• **Instructions to follow**: Set down every entry word for word. Omit the pictures.

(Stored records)
start

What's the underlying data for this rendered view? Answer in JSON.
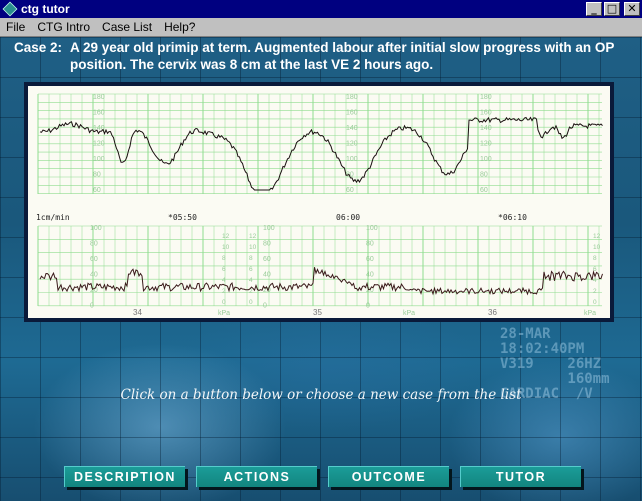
{
  "window": {
    "title": "ctg tutor",
    "controls": {
      "minimize": "_",
      "maximize": "□",
      "close": "✕"
    }
  },
  "menu": [
    "File",
    "CTG Intro",
    "Case List",
    "Help?"
  ],
  "case": {
    "label": "Case 2:",
    "description": "A 29 year old primip at term. Augmented labour after initial slow progress with an OP position. The cervix was 8 cm at the last VE 2 hours ago."
  },
  "ctg": {
    "fhr_scale_labels": [
      "180",
      "160",
      "140",
      "120",
      "100",
      "80",
      "60"
    ],
    "toco_scale_labels": [
      "100",
      "80",
      "60",
      "40",
      "20",
      "0"
    ],
    "kpa_scale_labels": [
      "12",
      "10",
      "8",
      "6",
      "4",
      "2",
      "0"
    ],
    "time_marks": [
      "*05:50",
      "06:00",
      "*06:10"
    ],
    "speed_label": "1cm/min",
    "page_numbers": [
      "34",
      "35",
      "36"
    ],
    "kpa_unit": "kPa"
  },
  "background_monitor_text": "28-MAR\n18:02:40PM\nV319    26HZ\n        160mm\nCARDIAC  /V",
  "instruction": "Click on a button below or choose a new case from the list",
  "buttons": [
    "DESCRIPTION",
    "ACTIONS",
    "OUTCOME",
    "TUTOR"
  ]
}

end

• **Full output**:
What's the underlying data for this rendered view? Answer in JSON.
{
  "window": {
    "title": "ctg tutor",
    "controls": {
      "minimize": "_",
      "maximize": "□",
      "close": "✕"
    }
  },
  "menu": [
    "File",
    "CTG Intro",
    "Case List",
    "Help?"
  ],
  "case": {
    "label": "Case 2:",
    "description": "A 29 year old primip at term. Augmented labour after initial slow progress with an OP position. The cervix was 8 cm at the last VE 2 hours ago."
  },
  "ctg": {
    "fhr_scale_labels": [
      "180",
      "160",
      "140",
      "120",
      "100",
      "80",
      "60"
    ],
    "toco_scale_labels": [
      "100",
      "80",
      "60",
      "40",
      "20",
      "0"
    ],
    "kpa_scale_labels": [
      "12",
      "10",
      "8",
      "6",
      "4",
      "2",
      "0"
    ],
    "time_marks": [
      "*05:50",
      "06:00",
      "*06:10"
    ],
    "speed_label": "1cm/min",
    "page_numbers": [
      "34",
      "35",
      "36"
    ],
    "kpa_unit": "kPa"
  },
  "background_monitor_text": "28-MAR\n18:02:40PM\nV319    26HZ\n        160mm\nCARDIAC  /V",
  "instruction": "Click on a button below or choose a new case from the list",
  "buttons": [
    "DESCRIPTION",
    "ACTIONS",
    "OUTCOME",
    "TUTOR"
  ]
}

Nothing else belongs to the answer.